(Collection entries)
--------
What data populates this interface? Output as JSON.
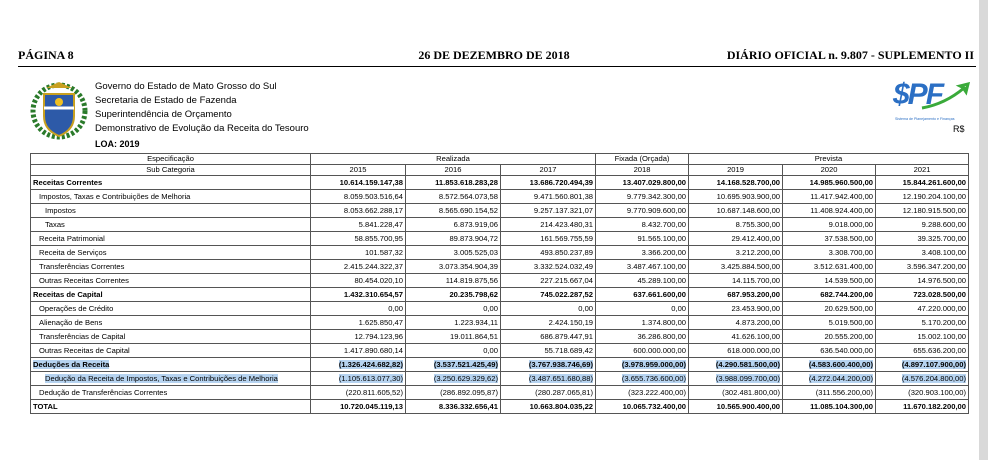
{
  "header": {
    "page": "PÁGINA 8",
    "date": "26 DE DEZEMBRO DE 2018",
    "journal": "DIÁRIO OFICIAL n. 9.807 - SUPLEMENTO II"
  },
  "letterhead": {
    "lines": [
      "Governo do Estado de Mato Grosso do Sul",
      "Secretaria de Estado de Fazenda",
      "Superintendência de Orçamento",
      "Demonstrativo de Evolução da Receita do Tesouro"
    ],
    "loa": "LOA: 2019",
    "currency": "R$",
    "logo": {
      "mark": "$PF",
      "caption": "Sistema de Planejamento e Finanças"
    }
  },
  "table": {
    "head": {
      "spec": "Especificação",
      "sub": "Sub Categoria",
      "groups": [
        {
          "label": "Realizada",
          "span": 3
        },
        {
          "label": "Fixada (Orçada)",
          "span": 1
        },
        {
          "label": "Prevista",
          "span": 3
        }
      ],
      "years": [
        "2015",
        "2016",
        "2017",
        "2018",
        "2019",
        "2020",
        "2021"
      ]
    },
    "rows": [
      {
        "label": "Receitas Correntes",
        "level": 0,
        "bold": true,
        "values": [
          "10.614.159.147,38",
          "11.853.618.283,28",
          "13.686.720.494,39",
          "13.407.029.800,00",
          "14.168.528.700,00",
          "14.985.960.500,00",
          "15.844.261.600,00"
        ]
      },
      {
        "label": "Impostos, Taxas e Contribuições de Melhoria",
        "level": 1,
        "values": [
          "8.059.503.516,64",
          "8.572.564.073,58",
          "9.471.560.801,38",
          "9.779.342.300,00",
          "10.695.903.900,00",
          "11.417.942.400,00",
          "12.190.204.100,00"
        ]
      },
      {
        "label": "Impostos",
        "level": 2,
        "values": [
          "8.053.662.288,17",
          "8.565.690.154,52",
          "9.257.137.321,07",
          "9.770.909.600,00",
          "10.687.148.600,00",
          "11.408.924.400,00",
          "12.180.915.500,00"
        ]
      },
      {
        "label": "Taxas",
        "level": 2,
        "values": [
          "5.841.228,47",
          "6.873.919,06",
          "214.423.480,31",
          "8.432.700,00",
          "8.755.300,00",
          "9.018.000,00",
          "9.288.600,00"
        ]
      },
      {
        "label": "Receita Patrimonial",
        "level": 1,
        "values": [
          "58.855.700,95",
          "89.873.904,72",
          "161.569.755,59",
          "91.565.100,00",
          "29.412.400,00",
          "37.538.500,00",
          "39.325.700,00"
        ]
      },
      {
        "label": "Receita de Serviços",
        "level": 1,
        "values": [
          "101.587,32",
          "3.005.525,03",
          "493.850.237,89",
          "3.366.200,00",
          "3.212.200,00",
          "3.308.700,00",
          "3.408.100,00"
        ]
      },
      {
        "label": "Transferências Correntes",
        "level": 1,
        "values": [
          "2.415.244.322,37",
          "3.073.354.904,39",
          "3.332.524.032,49",
          "3.487.467.100,00",
          "3.425.884.500,00",
          "3.512.631.400,00",
          "3.596.347.200,00"
        ]
      },
      {
        "label": "Outras Receitas Correntes",
        "level": 1,
        "values": [
          "80.454.020,10",
          "114.819.875,56",
          "227.215.667,04",
          "45.289.100,00",
          "14.115.700,00",
          "14.539.500,00",
          "14.976.500,00"
        ]
      },
      {
        "label": "Receitas de Capital",
        "level": 0,
        "bold": true,
        "values": [
          "1.432.310.654,57",
          "20.235.798,62",
          "745.022.287,52",
          "637.661.600,00",
          "687.953.200,00",
          "682.744.200,00",
          "723.028.500,00"
        ]
      },
      {
        "label": "Operações de Crédito",
        "level": 1,
        "values": [
          "0,00",
          "0,00",
          "0,00",
          "0,00",
          "23.453.900,00",
          "20.629.500,00",
          "47.220.000,00"
        ]
      },
      {
        "label": "Alienação de Bens",
        "level": 1,
        "values": [
          "1.625.850,47",
          "1.223.934,11",
          "2.424.150,19",
          "1.374.800,00",
          "4.873.200,00",
          "5.019.500,00",
          "5.170.200,00"
        ]
      },
      {
        "label": "Transferências de Capital",
        "level": 1,
        "values": [
          "12.794.123,96",
          "19.011.864,51",
          "686.879.447,91",
          "36.286.800,00",
          "41.626.100,00",
          "20.555.200,00",
          "15.002.100,00"
        ]
      },
      {
        "label": "Outras Receitas de Capital",
        "level": 1,
        "values": [
          "1.417.890.680,14",
          "0,00",
          "55.718.689,42",
          "600.000.000,00",
          "618.000.000,00",
          "636.540.000,00",
          "655.636.200,00"
        ]
      },
      {
        "label": "Deduções da Receita",
        "level": 0,
        "bold": true,
        "highlighted": true,
        "values": [
          "(1.326.424.682,82)",
          "(3.537.521.425,49)",
          "(3.767.938.746,69)",
          "(3.978.959.000,00)",
          "(4.290.581.500,00)",
          "(4.583.600.400,00)",
          "(4.897.107.900,00)"
        ]
      },
      {
        "label": "Dedução da Receita de Impostos, Taxas e Contribuições de Melhoria",
        "level": 2,
        "highlighted": true,
        "values": [
          "(1.105.613.077,30)",
          "(3.250.629.329,62)",
          "(3.487.651.680,88)",
          "(3.655.736.600,00)",
          "(3.988.099.700,00)",
          "(4.272.044.200,00)",
          "(4.576.204.800,00)"
        ]
      },
      {
        "label": "Dedução de Transferências Correntes",
        "level": 1,
        "values": [
          "(220.811.605,52)",
          "(286.892.095,87)",
          "(280.287.065,81)",
          "(323.222.400,00)",
          "(302.481.800,00)",
          "(311.556.200,00)",
          "(320.903.100,00)"
        ]
      },
      {
        "label": "TOTAL",
        "level": 0,
        "bold": true,
        "values": [
          "10.720.045.119,13",
          "8.336.332.656,41",
          "10.663.804.035,22",
          "10.065.732.400,00",
          "10.565.900.400,00",
          "11.085.104.300,00",
          "11.670.182.200,00"
        ]
      }
    ]
  }
}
--------
Where a line above holds the string "Receitas", show that line.

        "label": "Receitas Correntes",
        "label": "Outras Receitas Correntes",
        "label": "Receitas de Capital",
        "label": "Outras Receitas de Capital",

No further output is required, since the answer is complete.